◆ **Recorded data**
⁂

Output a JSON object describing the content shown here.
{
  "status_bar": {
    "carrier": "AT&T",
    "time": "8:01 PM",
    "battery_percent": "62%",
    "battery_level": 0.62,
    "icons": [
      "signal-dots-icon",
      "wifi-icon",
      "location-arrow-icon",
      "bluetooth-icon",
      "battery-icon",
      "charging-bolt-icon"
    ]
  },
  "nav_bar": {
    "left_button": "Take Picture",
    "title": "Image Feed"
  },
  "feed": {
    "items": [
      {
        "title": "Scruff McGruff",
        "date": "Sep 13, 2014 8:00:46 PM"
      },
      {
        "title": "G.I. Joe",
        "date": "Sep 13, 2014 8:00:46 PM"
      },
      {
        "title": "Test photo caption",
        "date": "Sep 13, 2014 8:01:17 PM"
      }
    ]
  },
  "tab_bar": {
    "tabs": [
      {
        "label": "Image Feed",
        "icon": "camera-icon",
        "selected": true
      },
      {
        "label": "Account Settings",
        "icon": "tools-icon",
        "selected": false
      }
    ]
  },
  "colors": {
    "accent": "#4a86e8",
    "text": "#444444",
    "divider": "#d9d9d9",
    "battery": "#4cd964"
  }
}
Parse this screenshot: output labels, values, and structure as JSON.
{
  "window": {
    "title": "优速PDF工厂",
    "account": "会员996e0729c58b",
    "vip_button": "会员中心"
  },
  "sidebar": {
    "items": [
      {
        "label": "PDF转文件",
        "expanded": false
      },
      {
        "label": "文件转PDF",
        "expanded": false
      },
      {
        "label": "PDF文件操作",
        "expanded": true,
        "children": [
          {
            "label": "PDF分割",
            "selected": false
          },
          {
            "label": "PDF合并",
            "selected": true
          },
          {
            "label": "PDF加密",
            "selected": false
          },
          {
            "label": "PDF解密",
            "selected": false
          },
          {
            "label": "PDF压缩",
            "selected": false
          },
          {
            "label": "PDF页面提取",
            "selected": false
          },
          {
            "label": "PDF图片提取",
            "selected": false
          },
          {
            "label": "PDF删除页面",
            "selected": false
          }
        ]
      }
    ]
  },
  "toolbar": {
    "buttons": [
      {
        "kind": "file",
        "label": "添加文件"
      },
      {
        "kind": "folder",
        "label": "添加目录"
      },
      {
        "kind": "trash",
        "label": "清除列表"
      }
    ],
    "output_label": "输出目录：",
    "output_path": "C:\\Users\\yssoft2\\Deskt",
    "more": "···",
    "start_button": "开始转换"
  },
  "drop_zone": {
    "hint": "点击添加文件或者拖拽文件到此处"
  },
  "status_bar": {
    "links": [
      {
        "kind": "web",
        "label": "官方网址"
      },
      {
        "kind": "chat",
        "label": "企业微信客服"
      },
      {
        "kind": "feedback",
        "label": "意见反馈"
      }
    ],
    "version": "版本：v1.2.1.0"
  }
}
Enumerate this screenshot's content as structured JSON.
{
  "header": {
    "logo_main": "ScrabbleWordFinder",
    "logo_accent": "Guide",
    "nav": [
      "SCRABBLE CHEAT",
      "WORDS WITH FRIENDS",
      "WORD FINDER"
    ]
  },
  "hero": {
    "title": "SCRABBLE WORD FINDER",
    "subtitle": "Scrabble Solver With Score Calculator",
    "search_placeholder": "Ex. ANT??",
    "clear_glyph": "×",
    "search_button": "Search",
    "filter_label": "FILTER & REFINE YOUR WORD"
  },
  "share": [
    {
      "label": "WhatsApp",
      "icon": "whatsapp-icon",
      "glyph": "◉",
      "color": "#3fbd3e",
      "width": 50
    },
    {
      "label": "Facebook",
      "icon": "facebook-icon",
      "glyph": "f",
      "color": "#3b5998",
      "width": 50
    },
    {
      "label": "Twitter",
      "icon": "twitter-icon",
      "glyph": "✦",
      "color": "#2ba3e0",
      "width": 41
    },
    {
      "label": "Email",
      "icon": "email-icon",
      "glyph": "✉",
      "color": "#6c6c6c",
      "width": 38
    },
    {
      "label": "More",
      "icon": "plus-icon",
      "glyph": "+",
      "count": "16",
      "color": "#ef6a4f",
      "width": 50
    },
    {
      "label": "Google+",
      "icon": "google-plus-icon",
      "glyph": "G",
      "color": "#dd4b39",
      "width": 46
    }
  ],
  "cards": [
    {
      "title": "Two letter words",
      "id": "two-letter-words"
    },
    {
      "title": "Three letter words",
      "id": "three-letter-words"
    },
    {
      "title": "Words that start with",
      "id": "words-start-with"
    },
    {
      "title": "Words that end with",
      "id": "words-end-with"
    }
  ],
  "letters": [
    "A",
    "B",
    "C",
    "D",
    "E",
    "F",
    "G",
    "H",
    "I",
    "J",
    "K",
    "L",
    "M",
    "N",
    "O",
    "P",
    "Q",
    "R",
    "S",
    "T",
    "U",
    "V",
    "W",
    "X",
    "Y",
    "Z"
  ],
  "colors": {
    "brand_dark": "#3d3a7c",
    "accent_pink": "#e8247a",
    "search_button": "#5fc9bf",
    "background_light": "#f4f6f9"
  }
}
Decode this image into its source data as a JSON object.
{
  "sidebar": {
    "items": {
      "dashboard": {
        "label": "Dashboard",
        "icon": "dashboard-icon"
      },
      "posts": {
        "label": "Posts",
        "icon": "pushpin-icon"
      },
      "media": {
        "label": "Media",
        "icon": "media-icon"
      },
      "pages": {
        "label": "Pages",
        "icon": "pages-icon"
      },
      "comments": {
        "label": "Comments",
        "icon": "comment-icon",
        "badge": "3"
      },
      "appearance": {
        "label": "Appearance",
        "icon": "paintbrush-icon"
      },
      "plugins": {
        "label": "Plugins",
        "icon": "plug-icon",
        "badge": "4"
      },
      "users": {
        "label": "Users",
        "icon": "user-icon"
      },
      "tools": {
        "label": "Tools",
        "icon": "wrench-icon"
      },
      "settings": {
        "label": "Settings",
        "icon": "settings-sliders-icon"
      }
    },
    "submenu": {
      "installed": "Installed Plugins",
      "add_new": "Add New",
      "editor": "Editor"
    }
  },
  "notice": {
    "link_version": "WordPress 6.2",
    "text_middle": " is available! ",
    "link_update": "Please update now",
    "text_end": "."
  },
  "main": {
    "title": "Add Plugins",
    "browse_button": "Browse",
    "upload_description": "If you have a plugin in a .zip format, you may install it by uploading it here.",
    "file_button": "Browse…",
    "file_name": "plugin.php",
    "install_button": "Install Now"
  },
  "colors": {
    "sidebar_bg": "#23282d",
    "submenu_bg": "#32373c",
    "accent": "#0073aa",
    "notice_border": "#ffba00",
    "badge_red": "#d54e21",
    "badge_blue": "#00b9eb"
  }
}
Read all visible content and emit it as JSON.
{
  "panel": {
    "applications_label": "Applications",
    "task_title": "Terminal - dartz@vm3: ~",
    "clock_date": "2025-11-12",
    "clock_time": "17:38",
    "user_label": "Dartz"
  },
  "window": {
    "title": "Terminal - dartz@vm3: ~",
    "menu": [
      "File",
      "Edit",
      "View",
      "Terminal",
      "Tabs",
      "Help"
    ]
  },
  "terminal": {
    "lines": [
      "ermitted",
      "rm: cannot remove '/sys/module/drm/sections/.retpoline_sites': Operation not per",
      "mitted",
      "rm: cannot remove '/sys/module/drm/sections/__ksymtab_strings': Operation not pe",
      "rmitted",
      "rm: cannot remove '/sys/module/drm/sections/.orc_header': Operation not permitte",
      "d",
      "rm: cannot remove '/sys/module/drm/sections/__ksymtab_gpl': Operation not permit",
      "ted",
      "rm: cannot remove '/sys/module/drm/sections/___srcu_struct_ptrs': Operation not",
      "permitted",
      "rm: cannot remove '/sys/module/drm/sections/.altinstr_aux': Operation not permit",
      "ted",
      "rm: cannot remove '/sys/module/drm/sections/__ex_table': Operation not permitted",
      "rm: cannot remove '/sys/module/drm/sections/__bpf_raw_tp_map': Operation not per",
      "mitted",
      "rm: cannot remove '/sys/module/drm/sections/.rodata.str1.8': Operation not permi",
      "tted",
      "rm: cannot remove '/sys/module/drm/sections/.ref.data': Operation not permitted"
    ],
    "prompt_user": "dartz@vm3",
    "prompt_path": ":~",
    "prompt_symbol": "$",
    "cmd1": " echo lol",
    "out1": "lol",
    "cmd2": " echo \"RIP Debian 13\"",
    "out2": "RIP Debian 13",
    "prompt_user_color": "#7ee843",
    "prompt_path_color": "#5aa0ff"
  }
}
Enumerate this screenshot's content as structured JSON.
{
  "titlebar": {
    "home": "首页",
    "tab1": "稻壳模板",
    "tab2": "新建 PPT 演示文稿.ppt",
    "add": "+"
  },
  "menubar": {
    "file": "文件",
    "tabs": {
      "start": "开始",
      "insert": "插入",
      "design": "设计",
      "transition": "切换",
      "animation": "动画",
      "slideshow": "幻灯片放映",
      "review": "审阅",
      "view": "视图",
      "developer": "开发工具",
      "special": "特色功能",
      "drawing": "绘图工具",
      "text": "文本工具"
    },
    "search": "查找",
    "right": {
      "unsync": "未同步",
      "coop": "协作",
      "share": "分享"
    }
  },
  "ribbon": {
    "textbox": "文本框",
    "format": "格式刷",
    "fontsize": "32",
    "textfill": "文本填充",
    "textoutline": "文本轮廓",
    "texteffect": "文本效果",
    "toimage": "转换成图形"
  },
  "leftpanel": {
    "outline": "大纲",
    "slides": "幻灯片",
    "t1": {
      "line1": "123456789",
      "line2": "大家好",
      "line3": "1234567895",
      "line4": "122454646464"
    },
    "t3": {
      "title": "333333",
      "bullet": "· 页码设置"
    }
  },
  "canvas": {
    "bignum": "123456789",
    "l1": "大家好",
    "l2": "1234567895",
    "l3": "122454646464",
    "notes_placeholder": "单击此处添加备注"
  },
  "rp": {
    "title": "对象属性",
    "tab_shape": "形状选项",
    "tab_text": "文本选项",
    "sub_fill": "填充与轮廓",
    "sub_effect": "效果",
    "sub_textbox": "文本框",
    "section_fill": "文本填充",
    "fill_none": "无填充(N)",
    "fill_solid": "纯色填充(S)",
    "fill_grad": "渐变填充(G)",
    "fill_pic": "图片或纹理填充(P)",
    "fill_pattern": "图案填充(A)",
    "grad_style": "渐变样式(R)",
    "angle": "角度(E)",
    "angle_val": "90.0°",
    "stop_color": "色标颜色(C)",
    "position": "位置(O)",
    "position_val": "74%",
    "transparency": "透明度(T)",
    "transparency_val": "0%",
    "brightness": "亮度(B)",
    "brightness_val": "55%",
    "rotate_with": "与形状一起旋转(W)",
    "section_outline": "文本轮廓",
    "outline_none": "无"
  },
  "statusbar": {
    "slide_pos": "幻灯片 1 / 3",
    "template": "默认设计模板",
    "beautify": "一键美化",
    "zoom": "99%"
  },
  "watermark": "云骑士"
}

⁂

◆ **Problem details**
Look through the data above. Copy every line with the string "content" in it.

◆ **The result**
Output a JSON object describing the content shown here.
Enumerate this screenshot's content as structured JSON.
Read all visible content and emit it as JSON.
Enumerate this screenshot's content as structured JSON.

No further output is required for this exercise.